» TASK TO COMPLETE:
Return the number of lines holding "naijyadese", with nothing added.

'''

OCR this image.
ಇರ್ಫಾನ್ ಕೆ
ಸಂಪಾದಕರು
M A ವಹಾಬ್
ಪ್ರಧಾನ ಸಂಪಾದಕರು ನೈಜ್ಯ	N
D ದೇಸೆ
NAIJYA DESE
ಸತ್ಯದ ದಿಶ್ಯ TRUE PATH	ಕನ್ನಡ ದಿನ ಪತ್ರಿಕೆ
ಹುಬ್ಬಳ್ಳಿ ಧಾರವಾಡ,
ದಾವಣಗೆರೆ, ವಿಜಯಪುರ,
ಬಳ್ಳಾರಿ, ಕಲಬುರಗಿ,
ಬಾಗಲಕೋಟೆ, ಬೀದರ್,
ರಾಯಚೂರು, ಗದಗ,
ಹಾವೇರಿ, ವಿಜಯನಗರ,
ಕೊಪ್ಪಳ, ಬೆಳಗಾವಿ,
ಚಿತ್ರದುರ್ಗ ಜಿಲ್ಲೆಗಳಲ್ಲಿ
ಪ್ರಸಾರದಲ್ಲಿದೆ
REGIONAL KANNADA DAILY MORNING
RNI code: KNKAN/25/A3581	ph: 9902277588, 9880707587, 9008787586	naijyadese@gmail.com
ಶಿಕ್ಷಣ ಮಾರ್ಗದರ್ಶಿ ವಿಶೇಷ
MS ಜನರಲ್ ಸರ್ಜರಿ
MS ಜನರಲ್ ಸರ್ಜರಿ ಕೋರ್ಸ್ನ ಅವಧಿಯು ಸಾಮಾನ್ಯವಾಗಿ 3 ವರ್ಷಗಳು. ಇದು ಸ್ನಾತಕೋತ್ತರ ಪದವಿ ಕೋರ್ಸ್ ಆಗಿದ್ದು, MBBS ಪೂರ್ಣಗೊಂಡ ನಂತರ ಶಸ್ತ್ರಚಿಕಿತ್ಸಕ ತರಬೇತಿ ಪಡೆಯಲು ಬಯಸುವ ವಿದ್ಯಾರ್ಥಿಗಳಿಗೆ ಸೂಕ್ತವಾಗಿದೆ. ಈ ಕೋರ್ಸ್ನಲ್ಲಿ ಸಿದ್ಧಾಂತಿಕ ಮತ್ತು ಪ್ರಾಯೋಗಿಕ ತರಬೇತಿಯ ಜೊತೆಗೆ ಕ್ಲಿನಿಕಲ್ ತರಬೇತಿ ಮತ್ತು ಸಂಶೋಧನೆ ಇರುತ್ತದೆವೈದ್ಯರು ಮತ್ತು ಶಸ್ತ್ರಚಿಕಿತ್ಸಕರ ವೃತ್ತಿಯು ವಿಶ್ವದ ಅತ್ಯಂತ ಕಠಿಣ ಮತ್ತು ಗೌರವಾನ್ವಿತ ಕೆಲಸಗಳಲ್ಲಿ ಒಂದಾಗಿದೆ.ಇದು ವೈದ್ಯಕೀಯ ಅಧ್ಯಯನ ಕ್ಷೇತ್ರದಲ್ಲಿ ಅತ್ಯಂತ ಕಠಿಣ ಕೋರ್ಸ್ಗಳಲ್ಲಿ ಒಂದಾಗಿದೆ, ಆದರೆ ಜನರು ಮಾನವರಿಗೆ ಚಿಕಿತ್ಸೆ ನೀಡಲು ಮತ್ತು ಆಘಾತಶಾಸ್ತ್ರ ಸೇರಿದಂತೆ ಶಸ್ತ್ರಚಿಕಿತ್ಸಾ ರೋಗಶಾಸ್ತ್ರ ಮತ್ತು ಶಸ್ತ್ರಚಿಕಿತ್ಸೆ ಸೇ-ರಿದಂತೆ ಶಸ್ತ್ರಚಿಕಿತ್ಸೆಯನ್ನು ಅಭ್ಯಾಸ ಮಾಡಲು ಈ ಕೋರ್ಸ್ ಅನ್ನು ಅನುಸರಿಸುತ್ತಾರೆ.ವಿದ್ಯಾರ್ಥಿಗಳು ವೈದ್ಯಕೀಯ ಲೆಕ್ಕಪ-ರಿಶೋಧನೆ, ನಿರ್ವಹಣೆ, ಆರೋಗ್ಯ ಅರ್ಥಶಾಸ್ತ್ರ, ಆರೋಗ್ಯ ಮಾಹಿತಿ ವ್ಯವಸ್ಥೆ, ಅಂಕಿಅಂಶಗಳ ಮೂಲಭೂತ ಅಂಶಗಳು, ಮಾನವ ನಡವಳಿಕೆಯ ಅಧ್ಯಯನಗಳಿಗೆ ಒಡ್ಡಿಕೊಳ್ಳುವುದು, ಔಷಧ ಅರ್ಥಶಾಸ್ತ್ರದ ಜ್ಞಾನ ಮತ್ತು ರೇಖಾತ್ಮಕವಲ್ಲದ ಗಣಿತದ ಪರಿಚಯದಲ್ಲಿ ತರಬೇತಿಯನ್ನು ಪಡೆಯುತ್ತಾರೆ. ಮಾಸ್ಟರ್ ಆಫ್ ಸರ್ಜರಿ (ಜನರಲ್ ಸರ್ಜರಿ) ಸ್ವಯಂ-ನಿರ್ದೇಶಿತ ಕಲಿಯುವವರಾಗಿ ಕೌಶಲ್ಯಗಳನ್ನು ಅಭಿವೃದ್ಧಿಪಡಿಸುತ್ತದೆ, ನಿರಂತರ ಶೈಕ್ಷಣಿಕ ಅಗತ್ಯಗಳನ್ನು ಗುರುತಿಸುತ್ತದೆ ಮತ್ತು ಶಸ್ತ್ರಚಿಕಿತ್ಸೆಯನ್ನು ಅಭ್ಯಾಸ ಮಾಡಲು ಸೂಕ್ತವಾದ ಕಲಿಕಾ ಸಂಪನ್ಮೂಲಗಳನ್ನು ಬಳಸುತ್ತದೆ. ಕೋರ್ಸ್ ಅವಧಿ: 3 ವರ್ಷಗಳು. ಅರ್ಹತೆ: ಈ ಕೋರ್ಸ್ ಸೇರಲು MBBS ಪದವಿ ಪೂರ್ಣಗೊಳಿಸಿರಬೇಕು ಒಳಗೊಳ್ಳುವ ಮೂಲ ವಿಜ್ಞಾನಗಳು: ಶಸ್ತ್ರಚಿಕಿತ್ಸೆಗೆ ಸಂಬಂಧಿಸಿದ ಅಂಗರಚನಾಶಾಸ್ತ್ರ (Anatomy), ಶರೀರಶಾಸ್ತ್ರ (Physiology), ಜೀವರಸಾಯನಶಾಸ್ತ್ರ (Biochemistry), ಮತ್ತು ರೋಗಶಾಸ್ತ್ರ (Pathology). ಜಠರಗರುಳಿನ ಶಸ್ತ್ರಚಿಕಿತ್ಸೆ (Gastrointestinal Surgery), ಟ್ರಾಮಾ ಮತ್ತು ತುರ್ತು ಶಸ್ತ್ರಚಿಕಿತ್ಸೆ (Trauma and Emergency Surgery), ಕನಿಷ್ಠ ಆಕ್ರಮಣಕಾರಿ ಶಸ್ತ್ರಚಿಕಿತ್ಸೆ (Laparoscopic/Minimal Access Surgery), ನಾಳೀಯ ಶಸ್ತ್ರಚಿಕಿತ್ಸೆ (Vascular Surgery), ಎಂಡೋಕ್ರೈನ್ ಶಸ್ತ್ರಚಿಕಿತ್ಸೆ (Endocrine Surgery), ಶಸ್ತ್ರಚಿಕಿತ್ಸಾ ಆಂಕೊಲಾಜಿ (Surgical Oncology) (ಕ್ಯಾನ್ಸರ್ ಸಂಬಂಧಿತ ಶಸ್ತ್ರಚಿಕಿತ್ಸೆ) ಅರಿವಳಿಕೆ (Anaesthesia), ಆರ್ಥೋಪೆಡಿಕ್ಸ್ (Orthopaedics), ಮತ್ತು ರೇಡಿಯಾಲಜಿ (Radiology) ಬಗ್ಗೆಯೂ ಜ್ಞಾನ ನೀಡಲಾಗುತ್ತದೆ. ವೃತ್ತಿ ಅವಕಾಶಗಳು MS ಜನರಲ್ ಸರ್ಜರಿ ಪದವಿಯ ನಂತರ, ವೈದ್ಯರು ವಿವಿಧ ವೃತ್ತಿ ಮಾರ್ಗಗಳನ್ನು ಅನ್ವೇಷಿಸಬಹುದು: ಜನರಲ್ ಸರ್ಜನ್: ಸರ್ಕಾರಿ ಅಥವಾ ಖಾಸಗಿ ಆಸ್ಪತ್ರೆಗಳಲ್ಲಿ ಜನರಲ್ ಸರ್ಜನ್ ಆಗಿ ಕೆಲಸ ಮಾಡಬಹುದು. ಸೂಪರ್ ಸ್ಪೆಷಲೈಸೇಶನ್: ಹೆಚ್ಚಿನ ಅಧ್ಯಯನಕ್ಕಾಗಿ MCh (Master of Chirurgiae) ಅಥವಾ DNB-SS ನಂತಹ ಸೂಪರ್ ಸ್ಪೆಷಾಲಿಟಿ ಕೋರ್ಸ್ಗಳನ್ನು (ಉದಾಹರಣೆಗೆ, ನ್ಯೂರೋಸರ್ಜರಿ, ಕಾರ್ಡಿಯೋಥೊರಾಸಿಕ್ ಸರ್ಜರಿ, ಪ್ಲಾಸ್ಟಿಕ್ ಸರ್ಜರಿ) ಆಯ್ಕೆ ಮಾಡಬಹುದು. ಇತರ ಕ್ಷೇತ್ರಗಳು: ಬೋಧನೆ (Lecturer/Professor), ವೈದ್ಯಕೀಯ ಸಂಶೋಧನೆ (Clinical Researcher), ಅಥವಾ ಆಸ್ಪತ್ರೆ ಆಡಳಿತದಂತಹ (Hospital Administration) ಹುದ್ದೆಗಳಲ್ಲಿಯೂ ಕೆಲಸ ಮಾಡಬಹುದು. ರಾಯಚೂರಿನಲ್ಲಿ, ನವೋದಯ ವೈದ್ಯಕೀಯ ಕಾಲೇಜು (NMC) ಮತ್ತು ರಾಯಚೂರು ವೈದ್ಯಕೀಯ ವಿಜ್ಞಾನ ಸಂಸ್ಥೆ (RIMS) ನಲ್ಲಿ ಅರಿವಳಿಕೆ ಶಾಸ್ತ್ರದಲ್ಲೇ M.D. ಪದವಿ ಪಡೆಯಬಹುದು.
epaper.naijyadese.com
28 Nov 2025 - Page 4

'''

» TASK SOLUTION:
2